#### Task to carry out:
The records that follow must be reproduced in full, exactly as written.

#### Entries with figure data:
▼
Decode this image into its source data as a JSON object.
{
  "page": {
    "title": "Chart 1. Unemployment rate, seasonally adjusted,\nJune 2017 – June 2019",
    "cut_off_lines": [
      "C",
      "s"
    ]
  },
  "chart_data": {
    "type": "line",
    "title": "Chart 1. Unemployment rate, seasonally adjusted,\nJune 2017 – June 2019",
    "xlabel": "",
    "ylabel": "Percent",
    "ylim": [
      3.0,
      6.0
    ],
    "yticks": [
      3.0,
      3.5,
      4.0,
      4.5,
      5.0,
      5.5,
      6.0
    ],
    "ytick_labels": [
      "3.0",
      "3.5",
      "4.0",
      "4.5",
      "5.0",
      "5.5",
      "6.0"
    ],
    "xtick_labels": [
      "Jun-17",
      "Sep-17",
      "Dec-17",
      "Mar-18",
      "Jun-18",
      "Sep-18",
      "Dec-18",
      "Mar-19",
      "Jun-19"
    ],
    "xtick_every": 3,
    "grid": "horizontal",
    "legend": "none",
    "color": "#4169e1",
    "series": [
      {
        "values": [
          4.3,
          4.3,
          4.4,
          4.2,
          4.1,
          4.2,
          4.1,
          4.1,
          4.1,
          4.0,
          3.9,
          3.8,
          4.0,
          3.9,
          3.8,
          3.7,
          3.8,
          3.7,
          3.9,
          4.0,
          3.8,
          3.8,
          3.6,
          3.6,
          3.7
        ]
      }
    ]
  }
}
▲
#### Result of this task:
Decode this image into its source data as a JSON object.
{
  "page": {
    "title": "Chart 1. Unemployment rate, seasonally adjusted,\nJune 2017 – June 2019",
    "cut_off_lines": [
      "C",
      "s"
    ]
  },
  "chart_data": {
    "type": "line",
    "title": "Chart 1. Unemployment rate, seasonally adjusted,\nJune 2017 – June 2019",
    "xlabel": "",
    "ylabel": "Percent",
    "ylim": [
      3.0,
      6.0
    ],
    "yticks": [
      3.0,
      3.5,
      4.0,
      4.5,
      5.0,
      5.5,
      6.0
    ],
    "ytick_labels": [
      "3.0",
      "3.5",
      "4.0",
      "4.5",
      "5.0",
      "5.5",
      "6.0"
    ],
    "xtick_labels": [
      "Jun-17",
      "Sep-17",
      "Dec-17",
      "Mar-18",
      "Jun-18",
      "Sep-18",
      "Dec-18",
      "Mar-19",
      "Jun-19"
    ],
    "xtick_every": 3,
    "grid": "horizontal",
    "legend": "none",
    "color": "#4169e1",
    "series": [
      {
        "values": [
          4.3,
          4.3,
          4.4,
          4.2,
          4.1,
          4.2,
          4.1,
          4.1,
          4.1,
          4.0,
          3.9,
          3.8,
          4.0,
          3.9,
          3.8,
          3.7,
          3.8,
          3.7,
          3.9,
          4.0,
          3.8,
          3.8,
          3.6,
          3.6,
          3.7
        ]
      }
    ]
  }
}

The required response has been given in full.